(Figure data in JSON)
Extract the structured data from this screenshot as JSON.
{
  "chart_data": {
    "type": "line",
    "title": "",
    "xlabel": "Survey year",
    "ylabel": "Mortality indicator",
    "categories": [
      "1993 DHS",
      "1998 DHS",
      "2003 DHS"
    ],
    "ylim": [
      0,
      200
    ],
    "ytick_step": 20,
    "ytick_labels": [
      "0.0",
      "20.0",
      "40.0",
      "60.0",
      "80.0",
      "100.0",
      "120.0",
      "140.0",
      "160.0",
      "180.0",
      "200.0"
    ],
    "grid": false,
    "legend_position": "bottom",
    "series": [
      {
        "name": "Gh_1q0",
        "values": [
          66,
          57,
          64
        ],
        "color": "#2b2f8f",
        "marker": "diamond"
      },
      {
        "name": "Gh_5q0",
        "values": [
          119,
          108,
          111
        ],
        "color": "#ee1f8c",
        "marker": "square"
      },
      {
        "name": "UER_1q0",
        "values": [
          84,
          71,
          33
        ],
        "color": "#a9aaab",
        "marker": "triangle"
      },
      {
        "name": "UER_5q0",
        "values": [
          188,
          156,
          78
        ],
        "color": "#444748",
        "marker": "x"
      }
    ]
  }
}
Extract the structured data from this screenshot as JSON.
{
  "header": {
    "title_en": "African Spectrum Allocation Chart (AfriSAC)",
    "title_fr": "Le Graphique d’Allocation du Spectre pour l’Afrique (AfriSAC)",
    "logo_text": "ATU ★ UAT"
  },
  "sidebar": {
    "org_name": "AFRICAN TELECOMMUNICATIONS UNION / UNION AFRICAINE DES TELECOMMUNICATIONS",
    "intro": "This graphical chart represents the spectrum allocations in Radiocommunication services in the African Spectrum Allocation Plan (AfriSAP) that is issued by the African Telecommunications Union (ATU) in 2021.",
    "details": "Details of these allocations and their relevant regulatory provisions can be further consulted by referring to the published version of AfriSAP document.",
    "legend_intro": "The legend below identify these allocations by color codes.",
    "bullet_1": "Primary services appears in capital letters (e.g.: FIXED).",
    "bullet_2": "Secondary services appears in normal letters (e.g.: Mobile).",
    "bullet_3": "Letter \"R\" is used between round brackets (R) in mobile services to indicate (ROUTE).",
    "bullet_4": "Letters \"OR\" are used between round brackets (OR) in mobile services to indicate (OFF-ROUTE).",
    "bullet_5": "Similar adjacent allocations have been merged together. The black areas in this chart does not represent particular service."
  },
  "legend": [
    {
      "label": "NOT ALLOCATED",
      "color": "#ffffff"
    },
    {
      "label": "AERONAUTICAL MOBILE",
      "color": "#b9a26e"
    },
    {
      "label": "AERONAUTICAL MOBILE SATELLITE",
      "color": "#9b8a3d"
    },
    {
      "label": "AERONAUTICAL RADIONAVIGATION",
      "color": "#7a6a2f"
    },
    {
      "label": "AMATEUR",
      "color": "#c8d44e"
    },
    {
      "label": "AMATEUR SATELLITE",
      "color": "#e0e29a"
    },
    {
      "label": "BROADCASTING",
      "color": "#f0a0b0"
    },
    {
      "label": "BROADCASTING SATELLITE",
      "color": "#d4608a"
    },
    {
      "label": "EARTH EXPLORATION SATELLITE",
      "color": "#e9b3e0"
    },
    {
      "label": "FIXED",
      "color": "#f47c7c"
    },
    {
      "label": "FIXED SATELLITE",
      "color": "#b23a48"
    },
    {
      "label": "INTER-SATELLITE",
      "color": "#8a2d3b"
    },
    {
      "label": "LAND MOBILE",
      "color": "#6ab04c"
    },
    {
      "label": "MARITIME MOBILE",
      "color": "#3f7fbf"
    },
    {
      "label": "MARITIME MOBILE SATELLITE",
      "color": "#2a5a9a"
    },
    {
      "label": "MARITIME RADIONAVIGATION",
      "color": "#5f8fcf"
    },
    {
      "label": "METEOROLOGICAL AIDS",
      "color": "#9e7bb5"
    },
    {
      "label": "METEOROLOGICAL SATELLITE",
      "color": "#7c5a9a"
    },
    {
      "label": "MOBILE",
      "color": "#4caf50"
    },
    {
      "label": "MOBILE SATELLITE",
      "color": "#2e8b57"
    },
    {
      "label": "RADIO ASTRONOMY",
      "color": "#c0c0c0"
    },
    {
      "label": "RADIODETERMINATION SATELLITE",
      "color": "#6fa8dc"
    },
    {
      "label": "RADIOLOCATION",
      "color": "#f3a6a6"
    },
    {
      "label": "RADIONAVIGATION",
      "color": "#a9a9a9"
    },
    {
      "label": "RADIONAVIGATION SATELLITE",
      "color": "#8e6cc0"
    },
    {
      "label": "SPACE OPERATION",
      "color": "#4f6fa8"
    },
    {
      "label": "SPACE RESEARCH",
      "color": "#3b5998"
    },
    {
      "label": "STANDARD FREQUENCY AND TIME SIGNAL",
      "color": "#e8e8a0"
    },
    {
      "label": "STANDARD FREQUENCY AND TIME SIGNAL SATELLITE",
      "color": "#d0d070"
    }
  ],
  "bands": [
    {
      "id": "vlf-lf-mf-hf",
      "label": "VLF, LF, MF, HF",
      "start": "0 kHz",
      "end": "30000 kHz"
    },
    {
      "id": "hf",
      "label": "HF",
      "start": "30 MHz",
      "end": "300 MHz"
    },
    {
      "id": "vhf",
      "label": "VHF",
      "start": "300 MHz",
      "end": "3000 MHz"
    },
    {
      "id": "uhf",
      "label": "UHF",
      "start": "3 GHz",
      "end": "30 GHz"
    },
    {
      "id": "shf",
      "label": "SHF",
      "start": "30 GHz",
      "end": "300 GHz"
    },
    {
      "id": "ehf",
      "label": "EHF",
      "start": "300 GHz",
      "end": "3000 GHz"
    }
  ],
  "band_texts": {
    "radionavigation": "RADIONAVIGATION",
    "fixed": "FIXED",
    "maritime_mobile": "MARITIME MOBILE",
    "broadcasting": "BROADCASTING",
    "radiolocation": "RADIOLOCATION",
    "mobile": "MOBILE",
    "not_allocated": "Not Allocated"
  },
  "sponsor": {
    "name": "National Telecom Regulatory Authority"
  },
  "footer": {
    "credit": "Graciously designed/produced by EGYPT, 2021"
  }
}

== Exercise ==
Lines of the material that contain the word "BROADCASTING" are to be gathered.

== Exercise result ==
      "label": "BROADCASTING",
      "label": "BROADCASTING SATELLITE",
    "broadcasting": "BROADCASTING",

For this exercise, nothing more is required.